= EXERCISE BRIEF =
Write out the material again word for word, dropping any images it holds.

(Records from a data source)
━━━━━━━━
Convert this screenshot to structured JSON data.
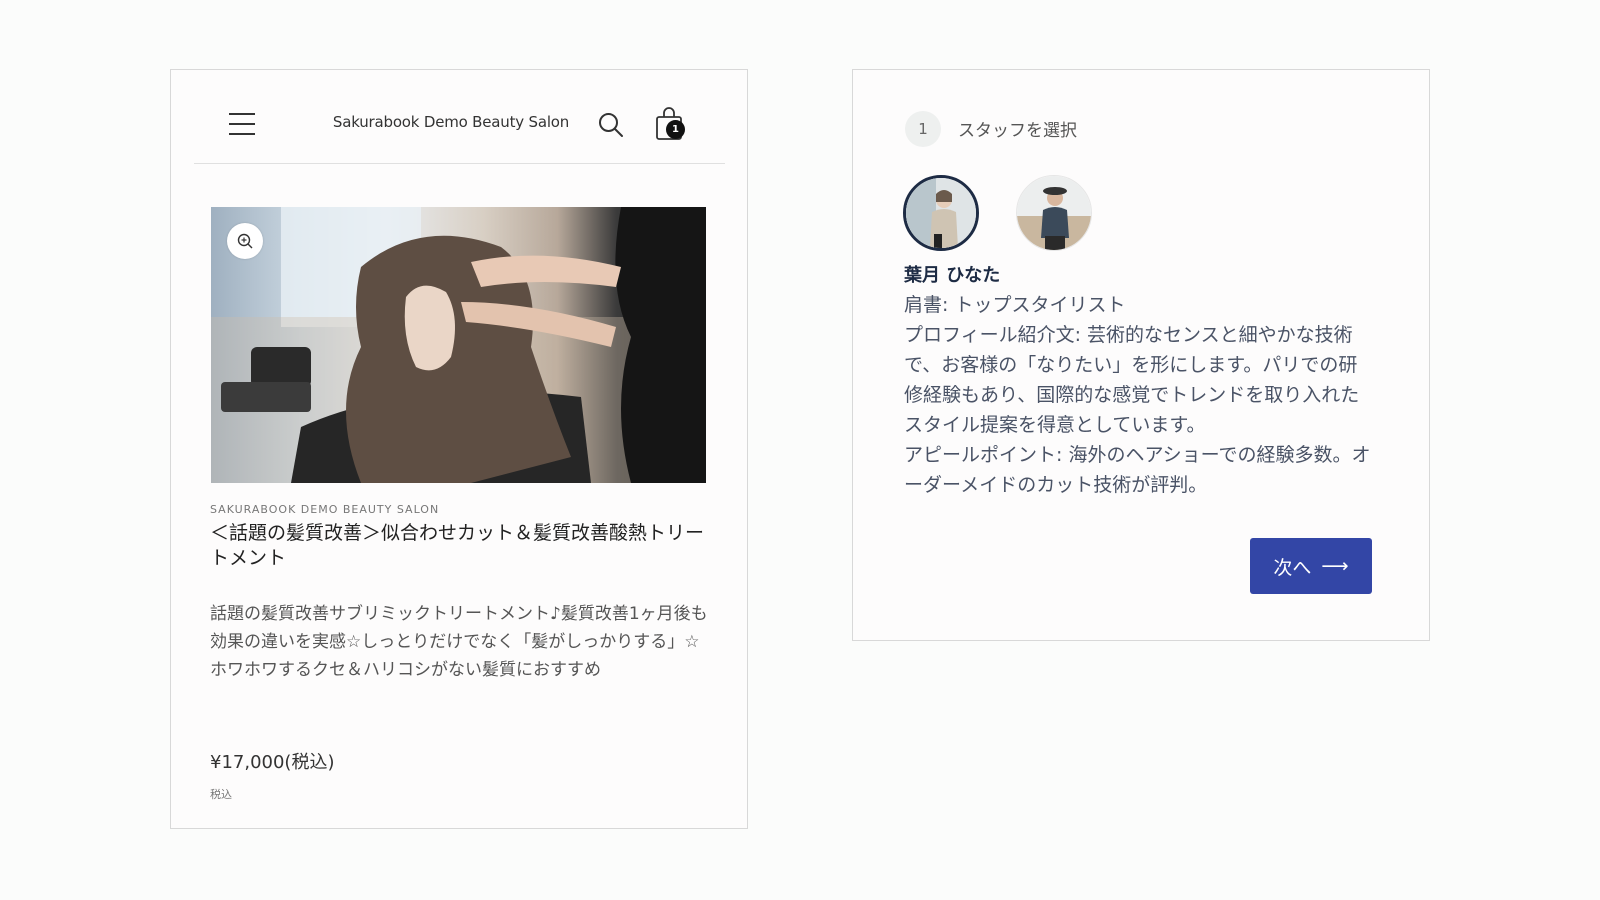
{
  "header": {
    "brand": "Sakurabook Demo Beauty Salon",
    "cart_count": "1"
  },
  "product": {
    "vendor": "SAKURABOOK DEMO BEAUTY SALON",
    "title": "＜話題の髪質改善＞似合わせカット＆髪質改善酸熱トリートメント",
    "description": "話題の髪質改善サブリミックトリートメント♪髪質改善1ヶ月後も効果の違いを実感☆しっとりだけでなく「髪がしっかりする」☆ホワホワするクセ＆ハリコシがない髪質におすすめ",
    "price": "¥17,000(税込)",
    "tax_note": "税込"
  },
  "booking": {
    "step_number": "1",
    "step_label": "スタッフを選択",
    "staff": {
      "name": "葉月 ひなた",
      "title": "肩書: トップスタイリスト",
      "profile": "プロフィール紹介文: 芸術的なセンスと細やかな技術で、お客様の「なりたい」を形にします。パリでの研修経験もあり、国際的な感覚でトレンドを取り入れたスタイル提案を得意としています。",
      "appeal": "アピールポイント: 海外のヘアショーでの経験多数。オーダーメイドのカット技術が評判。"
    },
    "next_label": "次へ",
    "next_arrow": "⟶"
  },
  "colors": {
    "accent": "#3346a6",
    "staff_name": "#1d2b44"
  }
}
━━━━━━━━
= RESULT OF THE EXERCISE =
Convert this screenshot to structured JSON data.
{
  "header": {
    "brand": "Sakurabook Demo Beauty Salon",
    "cart_count": "1"
  },
  "product": {
    "vendor": "SAKURABOOK DEMO BEAUTY SALON",
    "title": "＜話題の髪質改善＞似合わせカット＆髪質改善酸熱トリートメント",
    "description": "話題の髪質改善サブリミックトリートメント♪髪質改善1ヶ月後も効果の違いを実感☆しっとりだけでなく「髪がしっかりする」☆ホワホワするクセ＆ハリコシがない髪質におすすめ",
    "price": "¥17,000(税込)",
    "tax_note": "税込"
  },
  "booking": {
    "step_number": "1",
    "step_label": "スタッフを選択",
    "staff": {
      "name": "葉月 ひなた",
      "title": "肩書: トップスタイリスト",
      "profile": "プロフィール紹介文: 芸術的なセンスと細やかな技術で、お客様の「なりたい」を形にします。パリでの研修経験もあり、国際的な感覚でトレンドを取り入れたスタイル提案を得意としています。",
      "appeal": "アピールポイント: 海外のヘアショーでの経験多数。オーダーメイドのカット技術が評判。"
    },
    "next_label": "次へ",
    "next_arrow": "⟶"
  },
  "colors": {
    "accent": "#3346a6",
    "staff_name": "#1d2b44"
  }
}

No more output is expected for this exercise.